(Data entries)
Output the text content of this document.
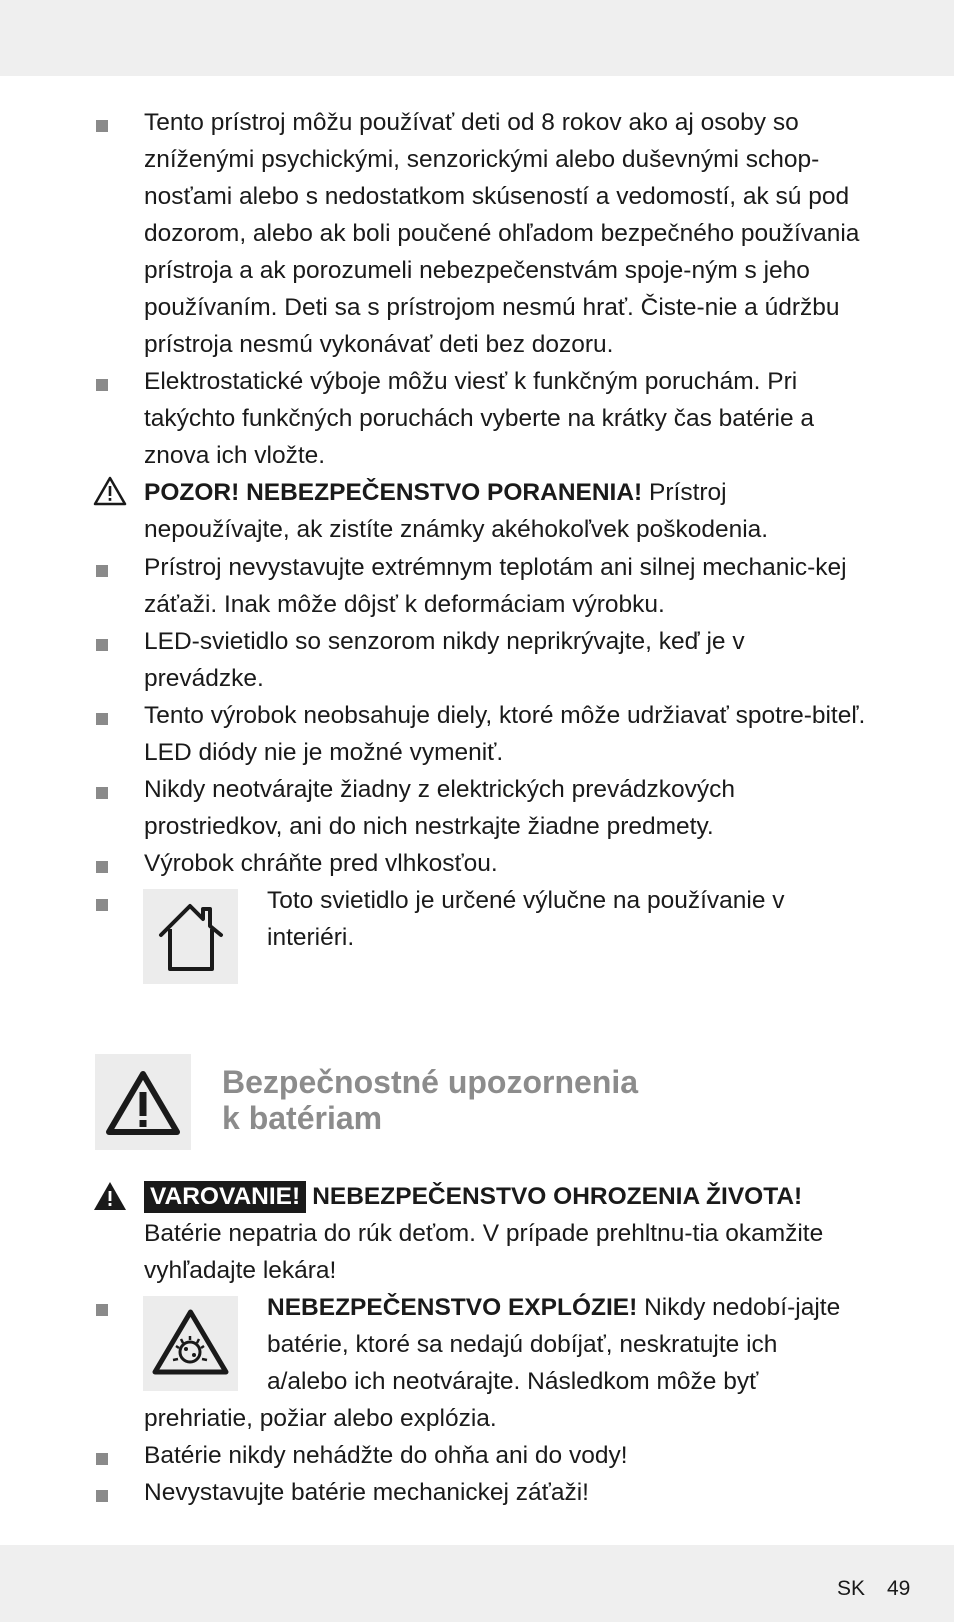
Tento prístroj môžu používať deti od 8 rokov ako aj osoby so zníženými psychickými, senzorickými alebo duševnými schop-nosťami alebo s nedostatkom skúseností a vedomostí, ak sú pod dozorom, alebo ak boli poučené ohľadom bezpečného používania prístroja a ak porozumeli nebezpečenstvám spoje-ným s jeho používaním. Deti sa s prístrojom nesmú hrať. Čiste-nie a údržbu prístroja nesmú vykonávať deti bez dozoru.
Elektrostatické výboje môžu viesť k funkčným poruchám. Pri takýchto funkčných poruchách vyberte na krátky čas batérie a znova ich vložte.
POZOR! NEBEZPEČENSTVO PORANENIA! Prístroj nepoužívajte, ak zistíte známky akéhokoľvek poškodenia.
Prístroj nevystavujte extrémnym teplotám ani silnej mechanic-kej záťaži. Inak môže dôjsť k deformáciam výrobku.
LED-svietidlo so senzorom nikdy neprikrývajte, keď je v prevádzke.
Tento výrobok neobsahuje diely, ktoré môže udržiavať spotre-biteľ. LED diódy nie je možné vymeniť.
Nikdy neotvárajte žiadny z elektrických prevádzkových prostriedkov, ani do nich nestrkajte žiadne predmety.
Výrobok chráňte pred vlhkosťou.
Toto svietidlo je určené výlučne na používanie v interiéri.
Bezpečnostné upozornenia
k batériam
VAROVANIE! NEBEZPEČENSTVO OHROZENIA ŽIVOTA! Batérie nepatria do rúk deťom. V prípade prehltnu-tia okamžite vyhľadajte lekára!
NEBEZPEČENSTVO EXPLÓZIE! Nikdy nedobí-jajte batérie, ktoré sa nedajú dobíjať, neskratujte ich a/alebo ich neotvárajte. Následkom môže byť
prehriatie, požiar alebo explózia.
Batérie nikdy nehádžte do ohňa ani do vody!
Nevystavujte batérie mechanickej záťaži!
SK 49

» **Objective**: Word for word, quote the lines above. Omit the pictures.

» **In response**:
Output the text content of this document.
Tento prístroj môžu používať deti od 8 rokov ako aj osoby so zníženými psychickými, senzorickými alebo duševnými schop-nosťami alebo s nedostatkom skúseností a vedomostí, ak sú pod dozorom, alebo ak boli poučené ohľadom bezpečného používania prístroja a ak porozumeli nebezpečenstvám spoje-ným s jeho používaním. Deti sa s prístrojom nesmú hrať. Čiste-nie a údržbu prístroja nesmú vykonávať deti bez dozoru.
Elektrostatické výboje môžu viesť k funkčným poruchám. Pri takýchto funkčných poruchách vyberte na krátky čas batérie a znova ich vložte.
POZOR! NEBEZPEČENSTVO PORANENIA! Prístroj nepoužívajte, ak zistíte známky akéhokoľvek poškodenia.
Prístroj nevystavujte extrémnym teplotám ani silnej mechanic-kej záťaži. Inak môže dôjsť k deformáciam výrobku.
LED-svietidlo so senzorom nikdy neprikrývajte, keď je v prevádzke.
Tento výrobok neobsahuje diely, ktoré môže udržiavať spotre-biteľ. LED diódy nie je možné vymeniť.
Nikdy neotvárajte žiadny z elektrických prevádzkových prostriedkov, ani do nich nestrkajte žiadne predmety.
Výrobok chráňte pred vlhkosťou.
Toto svietidlo je určené výlučne na používanie v interiéri.
Bezpečnostné upozornenia
k batériam
VAROVANIE! NEBEZPEČENSTVO OHROZENIA ŽIVOTA! Batérie nepatria do rúk deťom. V prípade prehltnu-tia okamžite vyhľadajte lekára!
NEBEZPEČENSTVO EXPLÓZIE! Nikdy nedobí-jajte batérie, ktoré sa nedajú dobíjať, neskratujte ich a/alebo ich neotvárajte. Následkom môže byť
prehriatie, požiar alebo explózia.
Batérie nikdy nehádžte do ohňa ani do vody!
Nevystavujte batérie mechanickej záťaži!
SK 49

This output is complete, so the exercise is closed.